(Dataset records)
>>>>>

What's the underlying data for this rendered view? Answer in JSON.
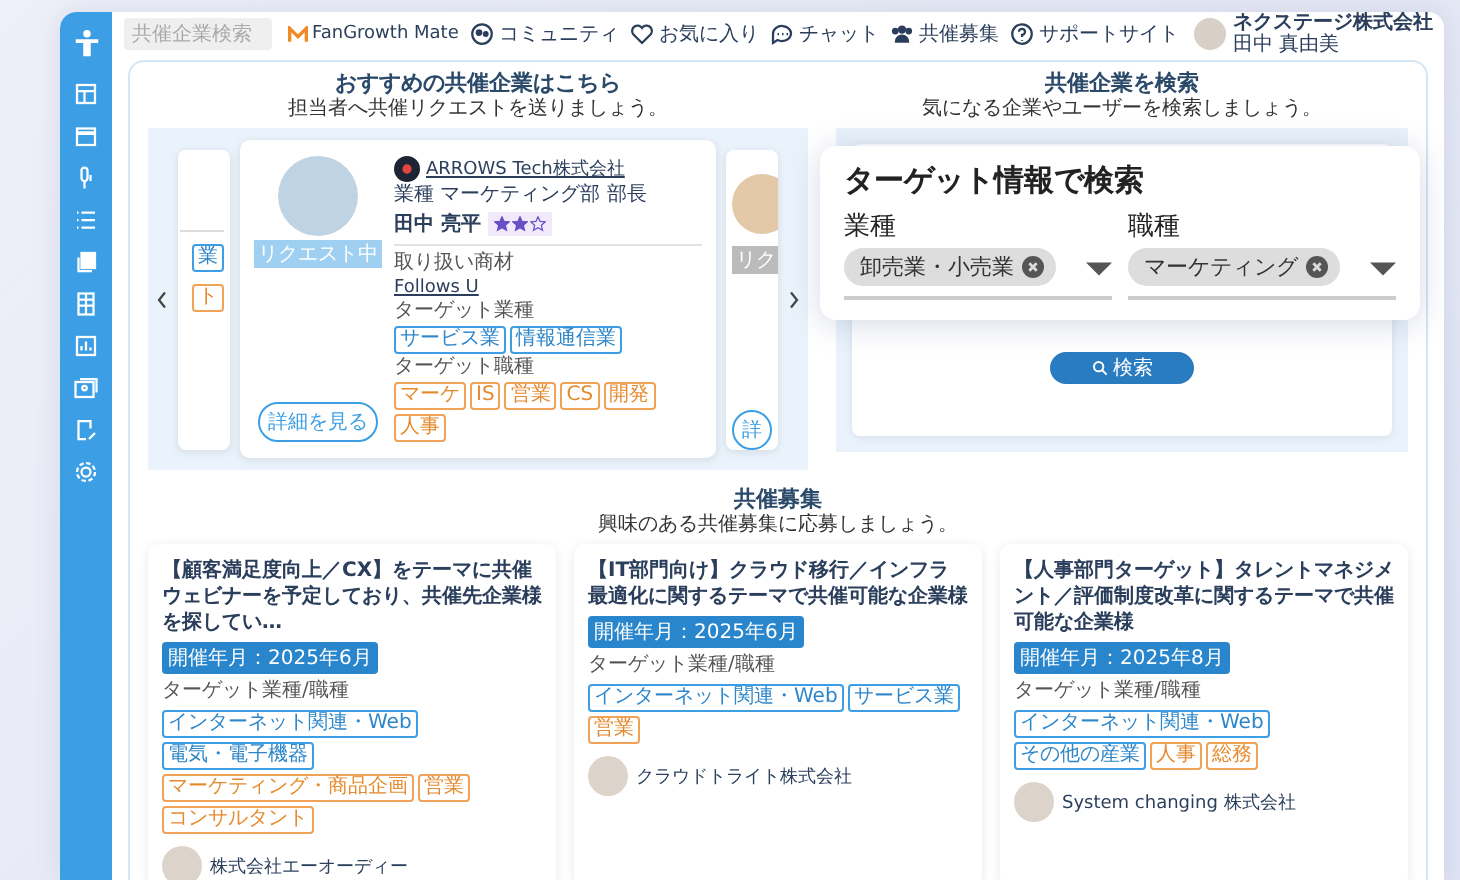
{
  "header": {
    "search": {
      "placeholder": "共催企業検索"
    },
    "brand": "FanGrowth Mate",
    "nav": [
      {
        "label": "コミュニティ",
        "kind": "community"
      },
      {
        "label": "お気に入り",
        "kind": "favorite"
      },
      {
        "label": "チャット",
        "kind": "chat"
      },
      {
        "label": "共催募集",
        "kind": "group"
      },
      {
        "label": "サポートサイト",
        "kind": "help"
      }
    ],
    "user": {
      "company": "ネクステージ株式会社",
      "name": "田中 真由美"
    }
  },
  "recommend": {
    "title": "おすすめの共催企業はこちら",
    "subtitle": "担当者へ共催リクエストを送りましょう。",
    "prev_card": {
      "tags": [
        {
          "label": "業",
          "kind": "industry"
        },
        {
          "label": "ト",
          "kind": "role"
        }
      ]
    },
    "card": {
      "badge": "リクエスト中",
      "company": "ARROWS Tech株式会社",
      "role_label": "業種",
      "role": "マーケティング部 部長",
      "name": "田中 亮平",
      "stars": 2,
      "product_label": "取り扱い商材",
      "product": "Follows U",
      "industry_label": "ターゲット業種",
      "industries": [
        "サービス業",
        "情報通信業"
      ],
      "job_label": "ターゲット職種",
      "jobs": [
        "マーケ",
        "IS",
        "営業",
        "CS",
        "開発",
        "人事"
      ],
      "button": "詳細を見る"
    },
    "next_card": {
      "badge": "リク",
      "button": "詳"
    }
  },
  "search": {
    "title": "共催企業を検索",
    "subtitle": "気になる企業やユーザーを検索しましょう。",
    "button": "検索",
    "popup": {
      "title": "ターゲット情報で検索",
      "fields": [
        {
          "label": "業種",
          "chip": "卸売業・小売業"
        },
        {
          "label": "職種",
          "chip": "マーケティング"
        }
      ]
    }
  },
  "recruit": {
    "title": "共催募集",
    "subtitle": "興味のある共催募集に応募しましょう。",
    "cards": [
      {
        "title": "【顧客満足度向上／CX】をテーマに共催ウェビナーを予定しており、共催先企業様を探してい…",
        "date": "開催年月：2025年6月",
        "label": "ターゲット業種/職種",
        "tags": [
          {
            "label": "インターネット関連・Web",
            "kind": "industry"
          },
          {
            "label": "電気・電子機器",
            "kind": "industry"
          },
          {
            "label": "マーケティング・商品企画",
            "kind": "role"
          },
          {
            "label": "営業",
            "kind": "role"
          },
          {
            "label": "コンサルタント",
            "kind": "role"
          }
        ],
        "company": "株式会社エーオーディー"
      },
      {
        "title": "【IT部門向け】クラウド移行／インフラ最適化に関するテーマで共催可能な企業様",
        "date": "開催年月：2025年6月",
        "label": "ターゲット業種/職種",
        "tags": [
          {
            "label": "インターネット関連・Web",
            "kind": "industry"
          },
          {
            "label": "サービス業",
            "kind": "industry"
          },
          {
            "label": "営業",
            "kind": "role"
          }
        ],
        "company": "クラウドトライト株式会社"
      },
      {
        "title": "【人事部門ターゲット】タレントマネジメント／評価制度改革に関するテーマで共催可能な企業様",
        "date": "開催年月：2025年8月",
        "label": "ターゲット業種/職種",
        "tags": [
          {
            "label": "インターネット関連・Web",
            "kind": "industry"
          },
          {
            "label": "その他の産業",
            "kind": "industry"
          },
          {
            "label": "人事",
            "kind": "role"
          },
          {
            "label": "総務",
            "kind": "role"
          }
        ],
        "company": "System changing 株式会社"
      }
    ]
  }
}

<<<<<

--- Given exercise ---
Check each line of the listing above for the string "company", then report only how many lines have it.

--- Exercise response ---
5